_SOURCE DOCUMENT_
++++++++
Sam Houston  Author: Unknown

  • Occupation: Politician, Governor of Texas
  • Born: March 2, 1793 in Rockbridge County, Virginia
  • Died: July 26, 1863 in Huntsville, Texas
  • Best known for: Leader of the Texas Revolution

Biography:
Where did Sam Houston grow up?
Sam Houston was born in Virginia where he grew up working on his father’s farm with his four older brothers and three younger sisters. His father died when he was thirteen and the family moved to Tennessee.
Sam didn’t like working on the farm with his brothers. He ran away and went to live with a local Cherokee tribe where he was given the name “Black Raven.” Sam enjoyed hunting and living with the Cherokee. He lived with them for three years learning their language and way of life,
War of 1812
In 1813, Sam joined the U.S. army to fight in the War of 1812. Sam was a natural born leader and quickly became an officer under General Andrew Jackson. He proved his bravery at the Battle of Horseshoe Bend where Sam was one of the first soldiers to jump over a barricade and charge the enemy. During the battle, he was shot several times including an arrow wound that would trouble him for the rest of the life.
Entering Politics
After the war, Houston worked for the government as an intermediary with the Cherokee in Tennessee. He also studied to be a lawyer and opened a law practice in Nashville in 1818. Houston next entered politics. He was elected to the U.S. House of Representatives in 1822 and governor of Tennessee in 1827.
Texas Revolution
Around 1833, Sam Houston moved to Texas. At the time, Texas was a territory of Mexico. Houston and many of the other settlers were not happy with the Mexican leadership. When Santa Anna took control of Mexico, the two sides began to fight. In 1836, Texas declared its independence from Mexico. They named Sam Houston as the commander of their small army.
Battle of San Jacinto
General Santa Anna of Mexico invaded Texas to put down the rebels. One of the first major battles took place at the Alamo. Sam Houston ordered the soldiers at the Alamo to retreat, but they refused and decided to fight. They lost the battle to Santa Anna and all the soldiers that remained at the Alamo were killed.
++++++++
_DATA_
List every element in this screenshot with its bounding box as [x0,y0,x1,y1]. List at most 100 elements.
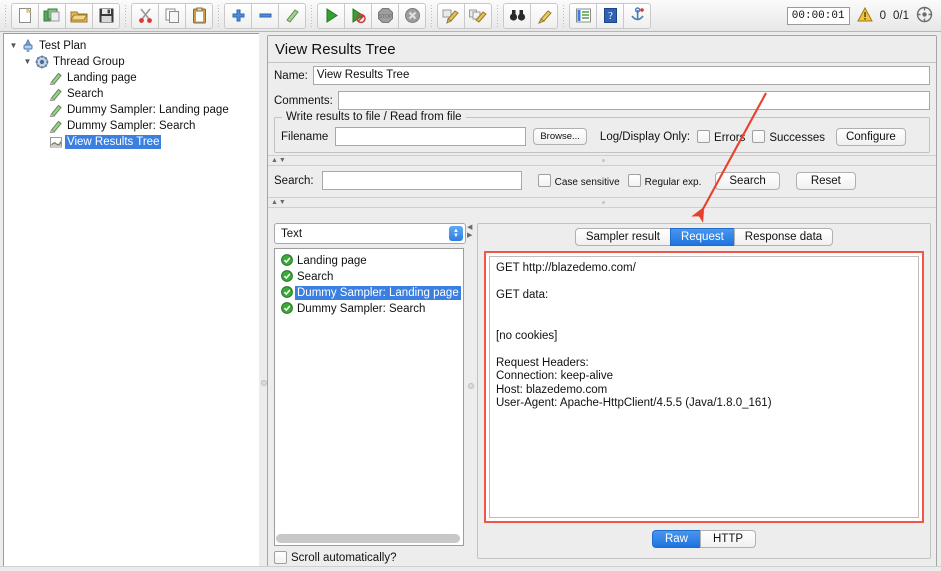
splitter-right-arrow-icon[interactable]: ▶ [467,232,472,239]
tree-node-label: Thread Group [53,56,125,68]
status-bar [0,566,941,571]
tab-sampler-result[interactable]: Sampler result [574,228,670,246]
list-item-label: Landing page [297,255,367,267]
svg-text:?: ? [608,10,613,22]
toolbar-group-clear [437,2,492,29]
clear-broom-icon[interactable] [437,2,464,29]
search-button[interactable]: Search [715,171,780,190]
scroll-automatically-label: Scroll automatically? [291,551,397,564]
results-inner-splitter[interactable]: ◀ ▶ [466,223,475,553]
list-item[interactable]: Dummy Sampler: Landing page [275,285,463,301]
regular-exp-checkbox-box[interactable] [627,173,641,187]
comments-row: Comments: [268,88,936,113]
tree-node-dummy-sampler-search[interactable]: Dummy Sampler: Search [8,118,259,134]
tree-node-thread-group[interactable]: ▼ Thread Group [8,54,259,70]
anchor-icon[interactable] [623,2,651,29]
new-document-icon[interactable] [11,2,38,29]
reset-broom-icon[interactable] [530,2,558,29]
success-shield-icon [281,302,293,317]
play-no-pause-icon[interactable] [344,2,371,29]
successes-checkbox-box[interactable] [752,129,766,143]
tree-twisty-icon[interactable]: ▼ [8,38,19,54]
results-split-pane: Text ▲ ▼ Landing page Search Dummy Sampl… [268,220,936,565]
connections-icon[interactable] [916,6,933,26]
main-splitter[interactable] [259,33,267,567]
configure-button[interactable]: Configure [835,127,906,146]
case-sensitive-checkbox[interactable]: Case sensitive [537,173,620,188]
scroll-automatically-checkbox[interactable]: Scroll automatically? [274,551,464,564]
copy-icon[interactable] [158,2,185,29]
filename-input[interactable] [335,127,527,146]
function-list-icon[interactable] [569,2,596,29]
request-textarea[interactable]: GET http://blazedemo.com/ GET data: [no … [489,256,919,518]
minus-icon[interactable] [251,2,278,29]
clear-all-broom-icon[interactable] [464,2,492,29]
tree-node-dummy-sampler-landing-page[interactable]: Dummy Sampler: Landing page [8,102,259,118]
successes-checkbox-label: Successes [769,131,825,144]
plus-icon[interactable] [224,2,251,29]
toolbar-separator [125,4,126,27]
divider-strip-lower[interactable]: ▲▼ [268,197,936,208]
list-item[interactable]: Dummy Sampler: Search [275,301,463,317]
sampler-icon [47,87,65,101]
reset-button[interactable]: Reset [795,171,856,190]
list-item[interactable]: Search [275,269,463,285]
tree-node-test-plan[interactable]: ▼ Test Plan [8,38,259,54]
help-book-icon[interactable]: ? [596,2,623,29]
view-results-tree-icon [47,135,65,149]
horizontal-scrollbar[interactable] [276,534,460,543]
test-plan-tree[interactable]: ▼ Test Plan ▼ Thread Group Landing page [3,33,260,569]
list-item[interactable]: Landing page [275,253,463,269]
main-toolbar: STOP ? 00:00:01 0 0/1 [0,0,941,32]
success-shield-icon [281,254,293,269]
tree-twisty-icon[interactable]: ▼ [22,54,33,70]
toggle-pencil-icon[interactable] [278,2,306,29]
case-sensitive-checkbox-box[interactable] [537,173,551,187]
tree-node-search[interactable]: Search [8,86,259,102]
search-input[interactable] [321,171,522,190]
success-shield-icon [281,286,293,301]
divider-strip-upper[interactable]: ▲▼ [268,155,936,166]
tab-request[interactable]: Request [669,228,734,246]
chevron-updown-icon[interactable]: ▲ ▼ [449,226,463,241]
comments-input[interactable] [337,91,930,110]
tab-response-data[interactable]: Response data [733,228,834,246]
raw-view-button[interactable]: Raw [651,530,700,548]
renderer-select[interactable]: Text ▲ ▼ [274,223,466,244]
binoculars-icon[interactable] [503,2,530,29]
templates-icon[interactable] [38,2,65,29]
view-results-tree-panel: View Results Tree Name: View Results Tre… [267,35,937,568]
name-input[interactable]: View Results Tree [312,66,930,85]
browse-button[interactable]: Browse... [533,128,587,145]
scrollbar-thumb[interactable] [276,534,460,543]
sample-result-list[interactable]: Landing page Search Dummy Sampler: Landi… [274,248,464,546]
divider-handle[interactable] [602,201,605,204]
filename-label: Filename [281,130,329,143]
divider-collapse-arrows[interactable]: ▲▼ [271,198,287,207]
scroll-automatically-checkbox-box[interactable] [274,551,287,564]
scissors-icon[interactable] [131,2,158,29]
http-view-button[interactable]: HTTP [699,530,757,548]
toolbar-separator [431,4,432,27]
warning-triangle-icon[interactable] [856,6,873,25]
toolbar-group-run: STOP [317,2,426,29]
play-green-icon[interactable] [317,2,344,29]
successes-checkbox[interactable]: Successes [752,129,825,144]
regular-exp-checkbox[interactable]: Regular exp. [627,173,701,188]
errors-checkbox[interactable]: Errors [697,129,745,144]
splitter-handle[interactable] [468,383,474,389]
shutdown-x-icon[interactable] [398,2,426,29]
elapsed-timer: 00:00:01 [786,6,850,25]
test-plan-icon [19,39,37,53]
save-disk-icon[interactable] [92,2,120,29]
divider-collapse-arrows[interactable]: ▲▼ [271,156,287,165]
clipboard-paste-icon[interactable] [185,2,213,29]
tree-node-landing-page[interactable]: Landing page [8,70,259,86]
toolbar-group-edit [131,2,213,29]
stop-sign-icon[interactable]: STOP [371,2,398,29]
divider-handle[interactable] [602,159,605,162]
tree-node-view-results-tree[interactable]: View Results Tree [8,134,259,150]
splitter-left-arrow-icon[interactable]: ◀ [467,224,472,231]
errors-checkbox-box[interactable] [697,129,711,143]
open-folder-icon[interactable] [65,2,92,29]
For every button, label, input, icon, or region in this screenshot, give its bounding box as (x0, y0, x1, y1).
++++++++
_SET EXERCISE_
Return the passage of the Sam Houston biography starting with "Sam Houston  Author: Unknown" and going on through "Houston grow up?", copied word for word. The entries were taken from a different source than the text about Sam Houston.

_REPLY_
Sam Houston  Author: Unknown

  • Occupation: Politician, Governor of Texas
  • Born: March 2, 1793 in Rockbridge County, Virginia
  • Died: July 26, 1863 in Huntsville, Texas
  • Best known for: Leader of the Texas Revolution

Biography:
Where did Sam Houston grow up?